● Work to complete:
Tally the lines holding "JSON" and state only that figure.

--- BEGIN Stored data ---

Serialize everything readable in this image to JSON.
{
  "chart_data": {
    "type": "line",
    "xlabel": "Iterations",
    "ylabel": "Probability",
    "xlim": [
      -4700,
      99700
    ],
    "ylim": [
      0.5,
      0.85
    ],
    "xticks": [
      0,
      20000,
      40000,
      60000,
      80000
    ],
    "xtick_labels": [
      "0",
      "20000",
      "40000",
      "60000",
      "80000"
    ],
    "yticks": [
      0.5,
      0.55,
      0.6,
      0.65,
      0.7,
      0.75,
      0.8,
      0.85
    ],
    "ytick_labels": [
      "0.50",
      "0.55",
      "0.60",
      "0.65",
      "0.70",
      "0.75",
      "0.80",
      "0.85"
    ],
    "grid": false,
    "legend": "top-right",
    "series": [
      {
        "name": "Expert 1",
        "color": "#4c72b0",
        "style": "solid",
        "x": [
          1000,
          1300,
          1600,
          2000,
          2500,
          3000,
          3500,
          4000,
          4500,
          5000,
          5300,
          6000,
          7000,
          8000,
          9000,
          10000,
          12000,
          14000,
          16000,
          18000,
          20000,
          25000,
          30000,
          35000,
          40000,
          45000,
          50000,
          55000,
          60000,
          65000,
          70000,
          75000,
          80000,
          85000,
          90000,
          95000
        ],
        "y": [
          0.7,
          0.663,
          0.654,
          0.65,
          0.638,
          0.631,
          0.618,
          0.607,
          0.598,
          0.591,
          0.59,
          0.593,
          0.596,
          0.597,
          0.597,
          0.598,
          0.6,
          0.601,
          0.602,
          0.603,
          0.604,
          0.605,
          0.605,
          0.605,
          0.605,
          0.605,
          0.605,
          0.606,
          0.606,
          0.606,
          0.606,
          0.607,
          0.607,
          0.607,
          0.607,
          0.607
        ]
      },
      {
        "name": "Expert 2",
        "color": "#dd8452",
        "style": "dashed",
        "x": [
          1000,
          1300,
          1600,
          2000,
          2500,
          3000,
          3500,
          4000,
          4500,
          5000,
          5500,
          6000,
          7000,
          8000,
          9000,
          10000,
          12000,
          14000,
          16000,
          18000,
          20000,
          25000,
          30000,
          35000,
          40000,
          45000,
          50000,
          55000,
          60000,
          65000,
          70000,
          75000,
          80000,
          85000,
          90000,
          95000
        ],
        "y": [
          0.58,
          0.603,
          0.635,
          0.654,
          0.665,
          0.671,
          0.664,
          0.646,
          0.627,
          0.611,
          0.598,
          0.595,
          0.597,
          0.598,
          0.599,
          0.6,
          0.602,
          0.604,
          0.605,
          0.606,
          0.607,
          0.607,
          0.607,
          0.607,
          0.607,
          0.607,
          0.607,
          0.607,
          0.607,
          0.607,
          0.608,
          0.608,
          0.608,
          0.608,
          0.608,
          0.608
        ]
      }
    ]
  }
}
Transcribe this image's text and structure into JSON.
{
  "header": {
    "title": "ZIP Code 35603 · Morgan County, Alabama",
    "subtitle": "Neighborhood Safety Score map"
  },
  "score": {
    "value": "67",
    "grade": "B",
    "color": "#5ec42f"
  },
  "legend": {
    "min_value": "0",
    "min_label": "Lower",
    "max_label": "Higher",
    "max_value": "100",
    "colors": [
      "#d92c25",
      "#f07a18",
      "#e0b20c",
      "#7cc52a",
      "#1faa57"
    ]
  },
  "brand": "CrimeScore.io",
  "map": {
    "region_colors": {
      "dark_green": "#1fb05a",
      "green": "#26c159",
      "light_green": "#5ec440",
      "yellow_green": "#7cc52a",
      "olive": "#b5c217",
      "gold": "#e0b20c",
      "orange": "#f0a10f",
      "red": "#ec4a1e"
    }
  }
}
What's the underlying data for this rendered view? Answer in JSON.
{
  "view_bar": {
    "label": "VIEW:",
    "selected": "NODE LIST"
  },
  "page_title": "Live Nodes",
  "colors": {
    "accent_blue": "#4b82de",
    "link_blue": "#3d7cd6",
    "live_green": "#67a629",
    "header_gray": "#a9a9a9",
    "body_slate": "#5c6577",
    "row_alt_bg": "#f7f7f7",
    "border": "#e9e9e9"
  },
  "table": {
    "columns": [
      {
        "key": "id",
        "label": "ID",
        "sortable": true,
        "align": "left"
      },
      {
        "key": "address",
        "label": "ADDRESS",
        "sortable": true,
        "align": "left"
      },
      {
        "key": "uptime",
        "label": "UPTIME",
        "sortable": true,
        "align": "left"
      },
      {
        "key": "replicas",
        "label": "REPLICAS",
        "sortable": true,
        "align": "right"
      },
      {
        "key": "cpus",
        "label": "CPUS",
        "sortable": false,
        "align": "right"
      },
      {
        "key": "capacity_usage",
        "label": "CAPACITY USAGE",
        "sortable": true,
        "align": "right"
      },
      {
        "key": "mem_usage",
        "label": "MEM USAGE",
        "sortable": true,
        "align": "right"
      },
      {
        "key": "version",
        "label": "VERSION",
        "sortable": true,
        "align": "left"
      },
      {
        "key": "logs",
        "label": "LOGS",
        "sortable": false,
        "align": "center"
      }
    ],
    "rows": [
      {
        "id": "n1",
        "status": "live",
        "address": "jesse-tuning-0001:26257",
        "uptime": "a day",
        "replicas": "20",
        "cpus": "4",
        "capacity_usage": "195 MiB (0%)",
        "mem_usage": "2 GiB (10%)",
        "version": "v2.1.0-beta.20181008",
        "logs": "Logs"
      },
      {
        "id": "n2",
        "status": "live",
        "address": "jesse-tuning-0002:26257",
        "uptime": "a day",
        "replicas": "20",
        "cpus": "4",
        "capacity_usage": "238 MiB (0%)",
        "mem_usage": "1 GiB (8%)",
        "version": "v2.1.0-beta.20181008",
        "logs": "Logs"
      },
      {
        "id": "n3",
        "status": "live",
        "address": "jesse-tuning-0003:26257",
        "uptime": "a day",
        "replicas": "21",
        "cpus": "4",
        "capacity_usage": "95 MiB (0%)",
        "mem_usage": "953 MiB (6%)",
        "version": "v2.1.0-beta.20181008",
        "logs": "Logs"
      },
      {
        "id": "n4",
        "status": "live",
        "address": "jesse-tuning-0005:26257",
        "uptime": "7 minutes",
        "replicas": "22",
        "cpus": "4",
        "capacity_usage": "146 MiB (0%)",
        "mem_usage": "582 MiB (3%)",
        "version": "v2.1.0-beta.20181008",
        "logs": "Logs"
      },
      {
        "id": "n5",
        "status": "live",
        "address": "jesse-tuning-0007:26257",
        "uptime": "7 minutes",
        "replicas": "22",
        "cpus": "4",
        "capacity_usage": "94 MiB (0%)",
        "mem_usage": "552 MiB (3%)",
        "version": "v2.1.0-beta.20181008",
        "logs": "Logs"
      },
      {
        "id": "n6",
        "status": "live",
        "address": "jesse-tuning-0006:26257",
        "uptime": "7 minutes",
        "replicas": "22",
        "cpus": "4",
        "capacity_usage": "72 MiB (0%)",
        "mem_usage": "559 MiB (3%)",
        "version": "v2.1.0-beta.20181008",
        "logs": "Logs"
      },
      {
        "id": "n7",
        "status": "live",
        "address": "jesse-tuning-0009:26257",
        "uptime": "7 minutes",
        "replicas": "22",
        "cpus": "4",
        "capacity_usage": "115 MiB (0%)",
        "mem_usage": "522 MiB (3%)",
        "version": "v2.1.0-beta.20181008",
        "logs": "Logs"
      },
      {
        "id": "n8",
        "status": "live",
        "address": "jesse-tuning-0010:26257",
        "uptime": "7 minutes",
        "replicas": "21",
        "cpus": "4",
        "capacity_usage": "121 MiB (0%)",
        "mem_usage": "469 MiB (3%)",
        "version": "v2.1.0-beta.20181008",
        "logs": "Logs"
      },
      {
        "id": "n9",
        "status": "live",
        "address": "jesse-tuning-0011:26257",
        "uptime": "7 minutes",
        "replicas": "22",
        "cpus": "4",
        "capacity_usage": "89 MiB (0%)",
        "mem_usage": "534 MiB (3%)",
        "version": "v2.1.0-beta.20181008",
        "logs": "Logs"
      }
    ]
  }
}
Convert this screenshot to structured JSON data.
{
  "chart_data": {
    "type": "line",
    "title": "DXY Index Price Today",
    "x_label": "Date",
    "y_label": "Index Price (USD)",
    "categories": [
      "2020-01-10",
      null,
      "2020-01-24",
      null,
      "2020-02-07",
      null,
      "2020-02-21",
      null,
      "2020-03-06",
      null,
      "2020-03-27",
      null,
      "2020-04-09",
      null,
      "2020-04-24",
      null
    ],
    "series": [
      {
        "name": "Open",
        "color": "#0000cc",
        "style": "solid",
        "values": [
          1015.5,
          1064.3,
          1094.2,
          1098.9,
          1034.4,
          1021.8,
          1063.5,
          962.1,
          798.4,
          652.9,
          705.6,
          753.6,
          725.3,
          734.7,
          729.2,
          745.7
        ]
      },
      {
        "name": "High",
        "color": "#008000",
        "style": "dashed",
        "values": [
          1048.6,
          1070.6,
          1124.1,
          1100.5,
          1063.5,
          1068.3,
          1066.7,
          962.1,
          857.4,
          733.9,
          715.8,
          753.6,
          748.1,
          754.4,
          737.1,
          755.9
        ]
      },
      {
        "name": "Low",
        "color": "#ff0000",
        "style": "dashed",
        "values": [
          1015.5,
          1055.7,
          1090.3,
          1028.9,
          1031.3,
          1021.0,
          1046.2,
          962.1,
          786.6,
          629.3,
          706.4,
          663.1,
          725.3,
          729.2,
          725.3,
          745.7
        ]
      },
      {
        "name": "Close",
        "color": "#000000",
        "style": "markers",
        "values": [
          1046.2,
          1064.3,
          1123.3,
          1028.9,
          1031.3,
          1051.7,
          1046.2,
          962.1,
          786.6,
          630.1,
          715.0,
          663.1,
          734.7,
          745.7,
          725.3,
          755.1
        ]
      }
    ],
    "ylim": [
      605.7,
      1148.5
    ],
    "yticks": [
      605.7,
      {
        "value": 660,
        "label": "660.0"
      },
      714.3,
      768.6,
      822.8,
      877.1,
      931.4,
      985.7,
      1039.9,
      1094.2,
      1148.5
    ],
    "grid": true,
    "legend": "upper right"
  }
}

--- END Stored data ---

● Result of the exercise:
4